## begin Record excerpts

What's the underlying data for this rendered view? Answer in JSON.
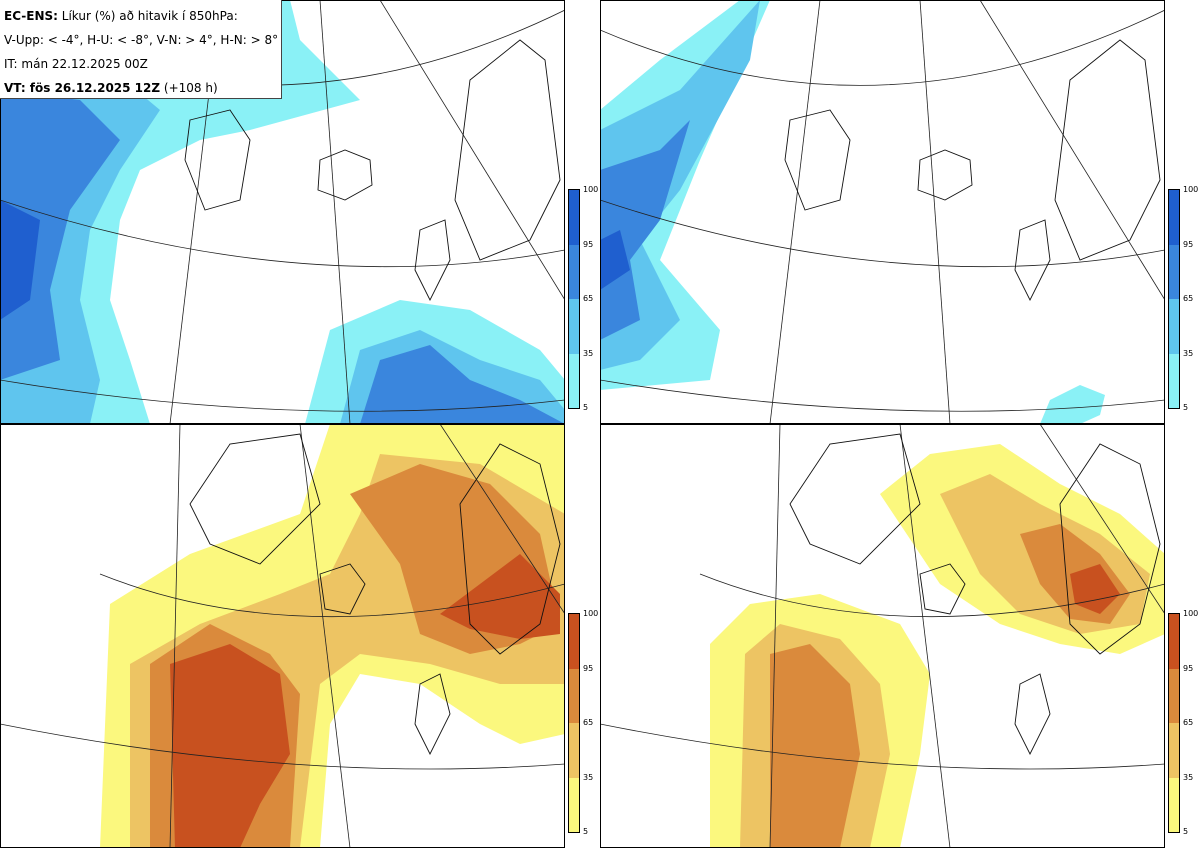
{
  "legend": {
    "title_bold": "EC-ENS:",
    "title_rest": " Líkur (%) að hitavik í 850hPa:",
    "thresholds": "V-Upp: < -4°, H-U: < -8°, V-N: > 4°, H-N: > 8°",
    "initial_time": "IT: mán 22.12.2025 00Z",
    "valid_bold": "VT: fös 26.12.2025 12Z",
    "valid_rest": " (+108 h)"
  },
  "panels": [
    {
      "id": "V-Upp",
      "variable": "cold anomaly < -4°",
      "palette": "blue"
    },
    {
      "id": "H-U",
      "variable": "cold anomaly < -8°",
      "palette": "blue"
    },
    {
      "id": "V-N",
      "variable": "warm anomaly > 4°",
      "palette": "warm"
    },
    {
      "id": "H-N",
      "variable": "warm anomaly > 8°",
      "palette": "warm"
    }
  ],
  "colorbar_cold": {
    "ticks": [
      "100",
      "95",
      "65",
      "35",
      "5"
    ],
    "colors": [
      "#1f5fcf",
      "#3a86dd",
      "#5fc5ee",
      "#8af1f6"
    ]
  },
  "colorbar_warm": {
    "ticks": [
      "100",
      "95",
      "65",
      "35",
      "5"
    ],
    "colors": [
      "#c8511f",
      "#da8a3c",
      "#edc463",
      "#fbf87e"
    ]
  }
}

## end Record excerpts

- [Work to complete] Every line that holds the string "variable" should be returned.

- [Written answer]
      "variable": "cold anomaly < -4°",
      "variable": "cold anomaly < -8°",
      "variable": "warm anomaly > 4°",
      "variable": "warm anomaly > 8°",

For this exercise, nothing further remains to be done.